**Série de consignes**
• A. Recopiez le passage de l'extrait qui commence par « Figure 7. Étude » et se poursuit jusqu'à « ou j'explore l'idée. ».
• B. Répondez à ces questions à partir de l'extrait :
(i) Quel serait l'idéal absolu pour le tissu ?
(ii) Par rapport à quoi cale-t-on le pilote ?
(iii) Pourquoi la déformation apparaît-elle à l'endroit où deux triangles se rencontrent ?
• C. Relevez tous les verbes conjugués à la première personne du singulier dans l'extrait.

**Extrait du texte**
┌────────
Le travail d'assemblage, sera par contre plus complexe, avec beaucoup
plus de pièces. L'idéal absolu serait un ripstop tissé de façon
concentrique, mais à ma connaissance, cela n'existe pas :)
Figure 7. Étude des triangles optimisés pour un trois lignes
Conception de la géométrie de triangle optimale:
J'ai réfléchi aux déformations des voiles single skin, en particulier la déformation à l'endroit où 2 triangles se rencontrent.
Cette déformation apparaît car les triangles ne sont pas équilibrés,
c'est à dire que le profil tire plus fort d'un côté que l'autre. Je
me suis dit: on cale le pilote par rapport au Centre de pression
global du profil. Si on cale la pointe du triangle par rapport au
centre de pression local, le triangle ne voudra pas tourner, et on
évite la déformation du profil !
Voici une planche ou j'explore l'idée.
└────────
**Enregistrements extraits**
┌────────
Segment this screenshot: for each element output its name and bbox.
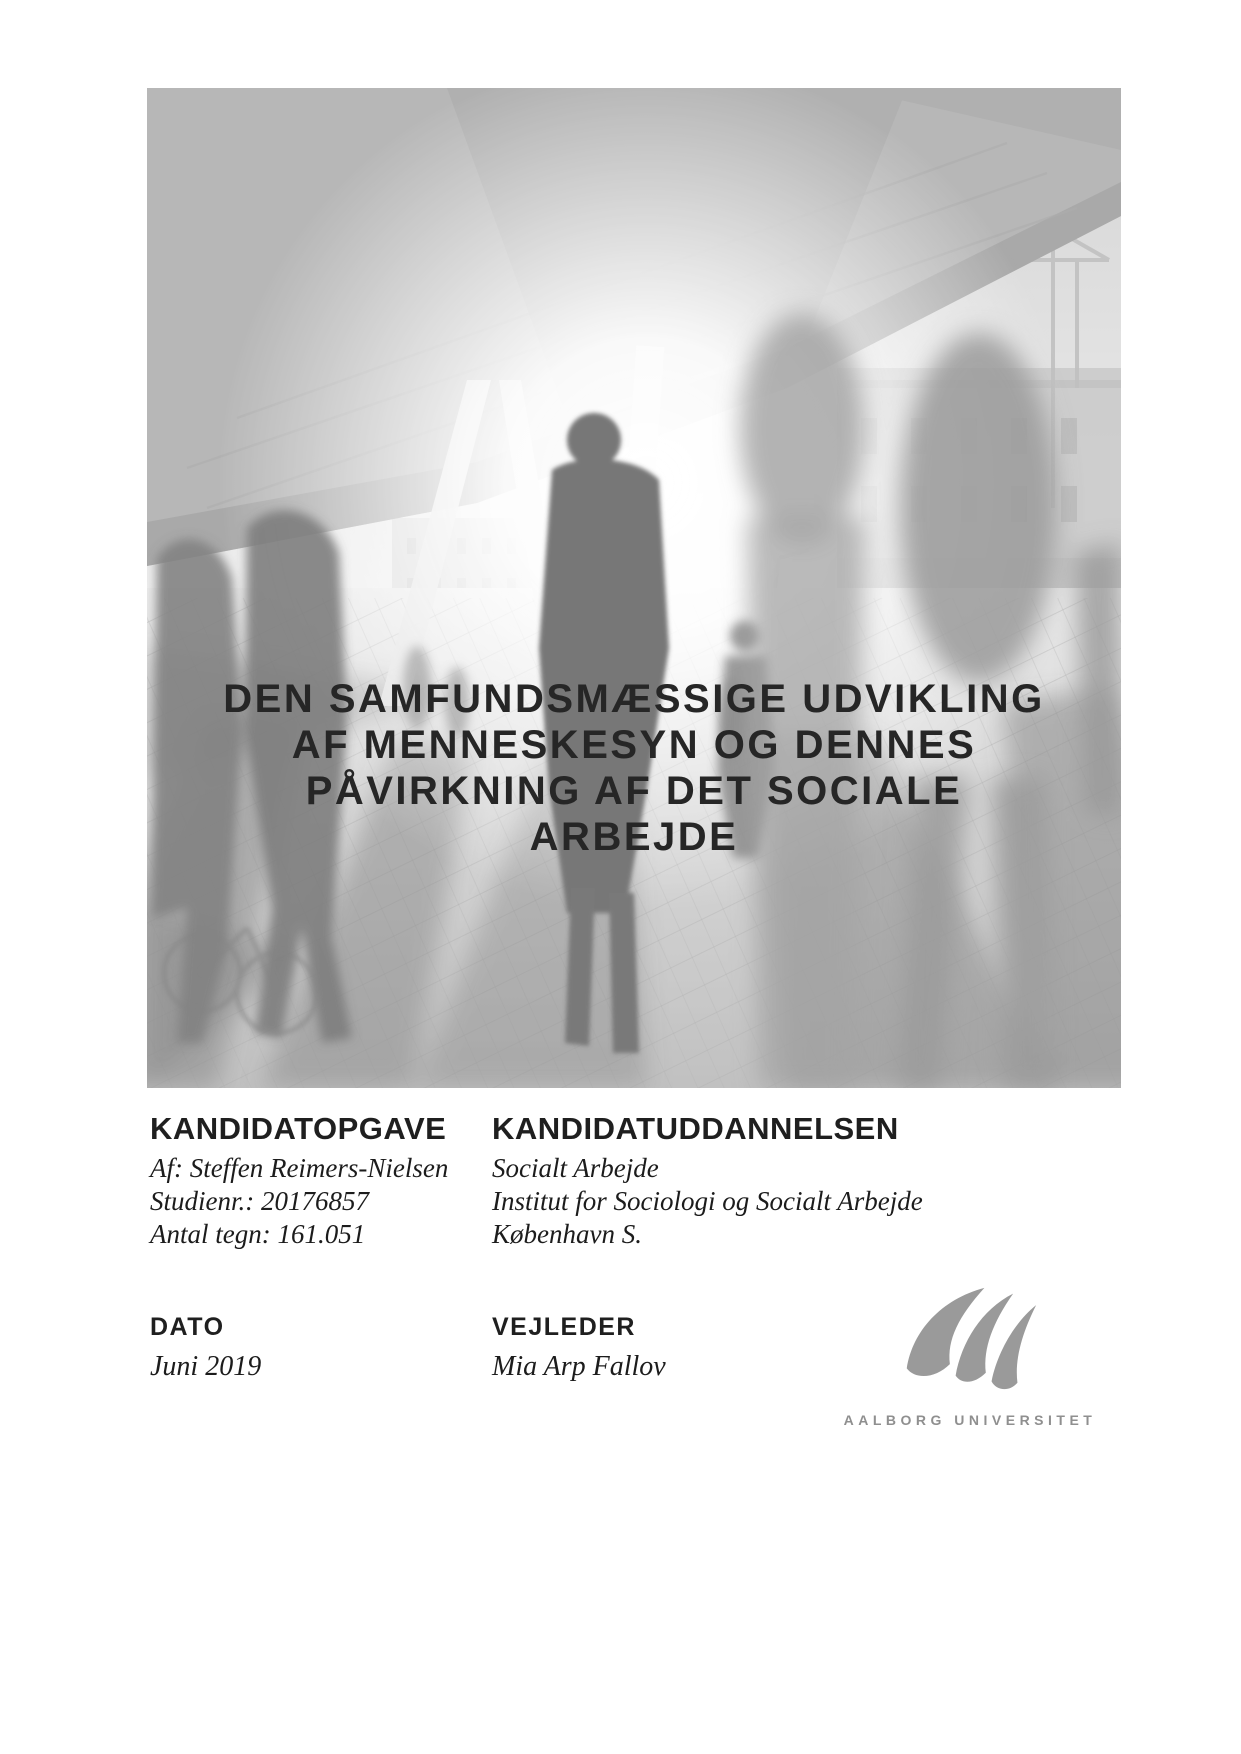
section-heading-kandidatopgave: KANDIDATOPGAVE <box>150 1111 447 1146</box>
street-scene-photo-art <box>147 88 1121 1088</box>
character-count-line: Antal tegn: 161.051 <box>150 1219 366 1249</box>
title-line-4: ARBEJDE <box>529 815 739 859</box>
thesis-title <box>147 676 1121 860</box>
institute-line: Institut for Sociologi og Socialt Arbejde <box>492 1186 923 1216</box>
photo-fade-overlay <box>147 88 1121 1088</box>
section-heading-kandidatuddannelsen: KANDIDATUDDANNELSEN <box>492 1111 899 1146</box>
cover-photo <box>147 88 1121 1088</box>
author-line: Af: Steffen Reimers-Nielsen <box>150 1153 449 1183</box>
aalborg-university-logo-text: AALBORG UNIVERSITET <box>843 1412 1097 1428</box>
title-line-1: DEN SAMFUNDSMÆSSIGE UDVIKLING <box>223 677 1045 721</box>
supervisor-value: Mia Arp Fallov <box>492 1351 666 1382</box>
section-heading-dato: DATO <box>150 1313 225 1341</box>
programme-line: Socialt Arbejde <box>492 1153 659 1183</box>
student-number-line: Studienr.: 20176857 <box>150 1186 369 1216</box>
section-heading-vejleder: VEJLEDER <box>492 1313 636 1341</box>
title-line-3: PÅVIRKNING AF DET SOCIALE <box>305 769 963 813</box>
city-line: København S. <box>492 1219 642 1249</box>
aalborg-university-logo-icon <box>895 1285 1045 1400</box>
date-value: Juni 2019 <box>150 1351 262 1382</box>
title-line-2: AF MENNESKESYN OG DENNES <box>291 723 977 767</box>
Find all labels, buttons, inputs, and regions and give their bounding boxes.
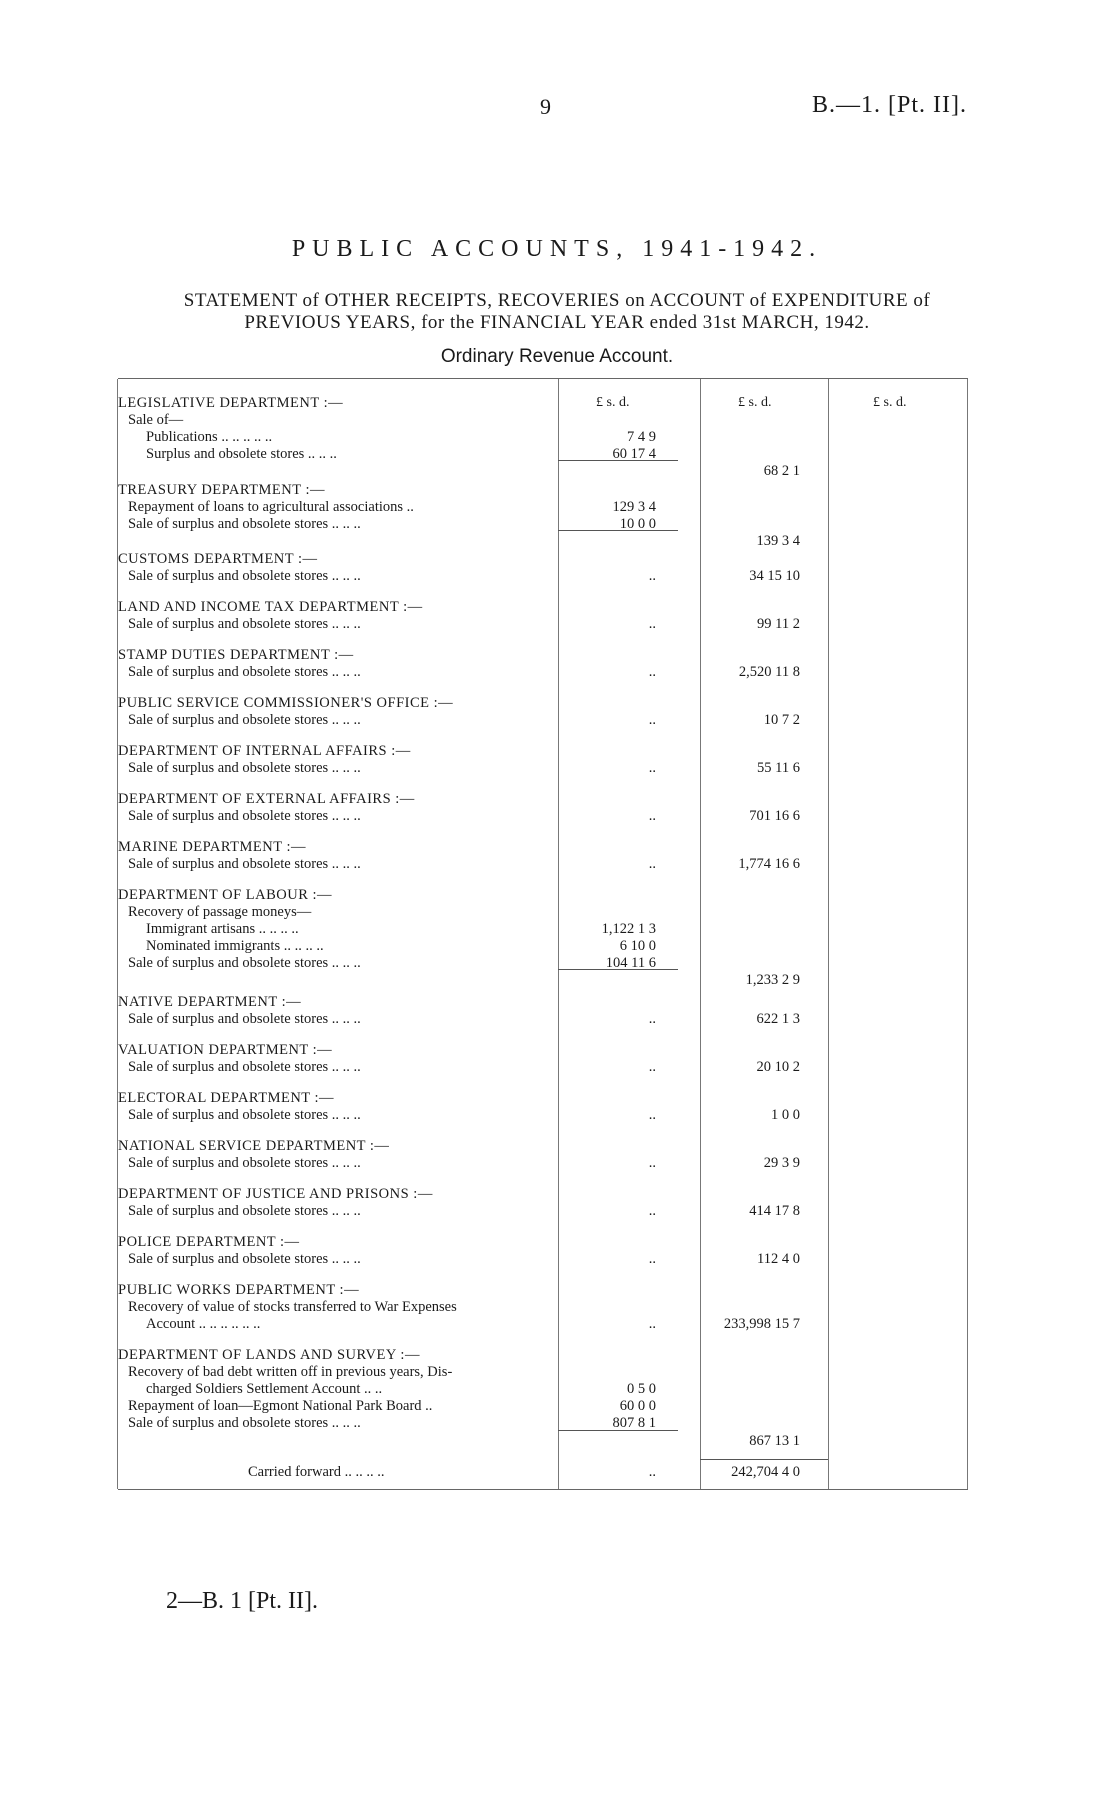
amount-column-2: 139 3 4	[756, 533, 800, 549]
amount-column-1: 60 0 0	[619, 1398, 656, 1414]
amount-column-1: 129 3 4	[612, 499, 656, 515]
amount-column-2: 1 0 0	[771, 1107, 800, 1123]
line-item: Account .. .. .. .. .. ..	[146, 1316, 261, 1332]
amount-column-1: ..	[648, 1107, 656, 1123]
department-heading: DEPARTMENT OF LANDS AND SURVEY :—	[118, 1347, 420, 1363]
line-item: Sale of surplus and obsolete stores .. .. ..	[128, 568, 361, 584]
amount-column-1: ..	[648, 1011, 656, 1027]
line-item: Sale of surplus and obsolete stores .. .. ..	[128, 955, 361, 971]
department-heading: CUSTOMS DEPARTMENT :—	[118, 551, 318, 567]
amount-column-1: 1,122 1 3	[601, 921, 656, 937]
department-heading: VALUATION DEPARTMENT :—	[118, 1042, 333, 1058]
line-item: Sale of—	[128, 412, 184, 428]
amount-column-2: 414 17 8	[749, 1203, 800, 1219]
department-heading: ELECTORAL DEPARTMENT :—	[118, 1090, 335, 1106]
line-item: Sale of surplus and obsolete stores .. .. ..	[128, 1059, 361, 1075]
subtotal-rule	[558, 969, 678, 970]
amount-column-1: ..	[648, 1059, 656, 1075]
department-heading: PUBLIC SERVICE COMMISSIONER'S OFFICE :—	[118, 695, 454, 711]
amount-column-2: 701 16 6	[749, 808, 800, 824]
department-heading: MARINE DEPARTMENT :—	[118, 839, 306, 855]
line-item: Carried forward .. .. .. ..	[248, 1464, 385, 1480]
line-item: Sale of surplus and obsolete stores .. .. ..	[128, 760, 361, 776]
department-heading: NATIONAL SERVICE DEPARTMENT :—	[118, 1138, 390, 1154]
amount-column-2: 55 11 6	[757, 760, 800, 776]
department-heading: STAMP DUTIES DEPARTMENT :—	[118, 647, 354, 663]
page-title: PUBLIC ACCOUNTS, 1941-1942.	[291, 236, 823, 262]
table-border-right	[967, 379, 968, 1489]
column-header-3: £ s. d.	[873, 395, 907, 410]
department-heading: LAND AND INCOME TAX DEPARTMENT :—	[118, 599, 423, 615]
amount-column-2: 112 4 0	[757, 1251, 800, 1267]
column-header-2: £ s. d.	[738, 395, 772, 410]
amount-column-1: 7 4 9	[627, 429, 656, 445]
department-heading: POLICE DEPARTMENT :—	[118, 1234, 300, 1250]
line-item: Recovery of passage moneys—	[128, 904, 312, 920]
amount-column-2: 1,774 16 6	[738, 856, 800, 872]
line-item: Sale of surplus and obsolete stores .. .. ..	[128, 1415, 361, 1431]
line-item: Sale of surplus and obsolete stores .. .. ..	[128, 516, 361, 532]
amount-column-1: ..	[648, 1251, 656, 1267]
department-heading: DEPARTMENT OF INTERNAL AFFAIRS :—	[118, 743, 411, 759]
department-heading: TREASURY DEPARTMENT :—	[118, 482, 325, 498]
amount-column-2: 2,520 11 8	[738, 664, 800, 680]
line-item: Recovery of bad debt written off in previous years, Dis-	[128, 1364, 453, 1380]
column-header-1: £ s. d.	[596, 395, 630, 410]
table-border-left	[117, 379, 118, 1489]
line-item: Sale of surplus and obsolete stores .. .. ..	[128, 856, 361, 872]
footer-mark: 2—B. 1 [Pt. II].	[166, 1588, 318, 1614]
amount-column-1: 0 5 0	[627, 1381, 656, 1397]
line-item: Nominated immigrants .. .. .. ..	[146, 938, 324, 954]
amount-column-1: ..	[648, 1203, 656, 1219]
line-item: Immigrant artisans .. .. .. ..	[146, 921, 299, 937]
amount-column-1: ..	[648, 568, 656, 584]
statement-subtitle-line-2: PREVIOUS YEARS, for the FINANCIAL YEAR ended 31st MARCH, 1942.	[244, 312, 870, 333]
subtotal-rule	[558, 460, 678, 461]
line-item: Recovery of value of stocks transferred to War Expenses	[128, 1299, 457, 1315]
amount-column-1: ..	[648, 664, 656, 680]
amount-column-1: ..	[648, 616, 656, 632]
department-heading: LEGISLATIVE DEPARTMENT :—	[118, 395, 344, 411]
line-item: Sale of surplus and obsolete stores .. .. ..	[128, 1107, 361, 1123]
amount-column-2: 34 15 10	[749, 568, 800, 584]
line-item: Sale of surplus and obsolete stores .. .. ..	[128, 712, 361, 728]
department-heading: DEPARTMENT OF LABOUR :—	[118, 887, 333, 903]
amount-column-1: ..	[648, 1155, 656, 1171]
column-divider-3	[828, 379, 829, 1489]
amount-column-1: ..	[648, 760, 656, 776]
amount-column-2: 29 3 9	[763, 1155, 800, 1171]
accounts-table	[118, 378, 968, 1490]
line-item: Sale of surplus and obsolete stores .. .. ..	[128, 1203, 361, 1219]
line-item: Sale of surplus and obsolete stores .. .. ..	[128, 1155, 361, 1171]
line-item: charged Soldiers Settlement Account .. ..	[146, 1381, 383, 1397]
amount-column-2: 242,704 4 0	[731, 1464, 800, 1480]
statement-subtitle-line-1: STATEMENT of OTHER RECEIPTS, RECOVERIES on ACCOUNT of EXPENDITURE of	[183, 290, 931, 311]
amount-column-1: ..	[648, 1464, 656, 1480]
document-reference: B.—1. [Pt. II].	[812, 92, 967, 118]
department-heading: DEPARTMENT OF JUSTICE AND PRISONS :—	[118, 1186, 433, 1202]
amount-column-1: 60 17 4	[612, 446, 656, 462]
line-item: Publications .. .. .. .. ..	[146, 429, 273, 445]
amount-column-1: 10 0 0	[619, 516, 656, 532]
amount-column-2: 68 2 1	[763, 463, 800, 479]
amount-column-2: 622 1 3	[756, 1011, 800, 1027]
carried-forward-rule	[700, 1459, 828, 1460]
section-title: Ordinary Revenue Account.	[440, 346, 674, 367]
subtotal-rule	[558, 530, 678, 531]
line-item: Sale of surplus and obsolete stores .. .. ..	[128, 664, 361, 680]
line-item: Sale of surplus and obsolete stores .. .. ..	[128, 616, 361, 632]
line-item: Sale of surplus and obsolete stores .. .. ..	[128, 808, 361, 824]
amount-column-2: 1,233 2 9	[745, 972, 800, 988]
line-item: Sale of surplus and obsolete stores .. .. ..	[128, 1011, 361, 1027]
amount-column-1: ..	[648, 1316, 656, 1332]
department-heading: NATIVE DEPARTMENT :—	[118, 994, 302, 1010]
amount-column-1: ..	[648, 808, 656, 824]
line-item: Surplus and obsolete stores .. .. ..	[146, 446, 337, 462]
amount-column-2: 20 10 2	[756, 1059, 800, 1075]
amount-column-2: 10 7 2	[763, 712, 800, 728]
line-item: Repayment of loan—Egmont National Park Board ..	[128, 1398, 433, 1414]
amount-column-2: 99 11 2	[757, 616, 800, 632]
amount-column-2: 233,998 15 7	[723, 1316, 800, 1332]
amount-column-1: 104 11 6	[605, 955, 656, 971]
department-heading: PUBLIC WORKS DEPARTMENT :—	[118, 1282, 360, 1298]
line-item: Sale of surplus and obsolete stores .. .. ..	[128, 1251, 361, 1267]
amount-column-1: 807 8 1	[612, 1415, 656, 1431]
amount-column-1: 6 10 0	[619, 938, 656, 954]
page-number: 9	[540, 94, 551, 119]
amount-column-1: ..	[648, 856, 656, 872]
amount-column-2: 867 13 1	[749, 1433, 800, 1449]
line-item: Repayment of loans to agricultural associations ..	[128, 499, 414, 515]
department-heading: DEPARTMENT OF EXTERNAL AFFAIRS :—	[118, 791, 415, 807]
subtotal-rule	[558, 1430, 678, 1431]
amount-column-1: ..	[648, 712, 656, 728]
└────────
**Réponses rédigées**
• A.
Figure 7. Étude des triangles optimisés pour un trois lignes
Conception de la géométrie de triangle optimale:
J'ai réfléchi aux déformations des voiles single skin, en particulier la déformation à l'endroit où 2 triangles se rencontrent.
Cette déformation apparaît car les triangles ne sont pas équilibrés,
c'est à dire que le profil tire plus fort d'un côté que l'autre. Je
me suis dit: on cale le pilote par rapport au Centre de pression
global du profil. Si on cale la pointe du triangle par rapport au
centre de pression local, le triangle ne voudra pas tourner, et on
évite la déformation du profil !
Voici une planche ou j'explore l'idée.

• B.
(i) Un ripstop tissé de façon concentrique.
(ii) Par rapport au centre de pression global du profil.
(iii) Parce que les triangles ne sont pas équilibrés : le profil tire plus fort d'un côté que de l'autre.

• C.
ai réfléchi
me suis dit
explore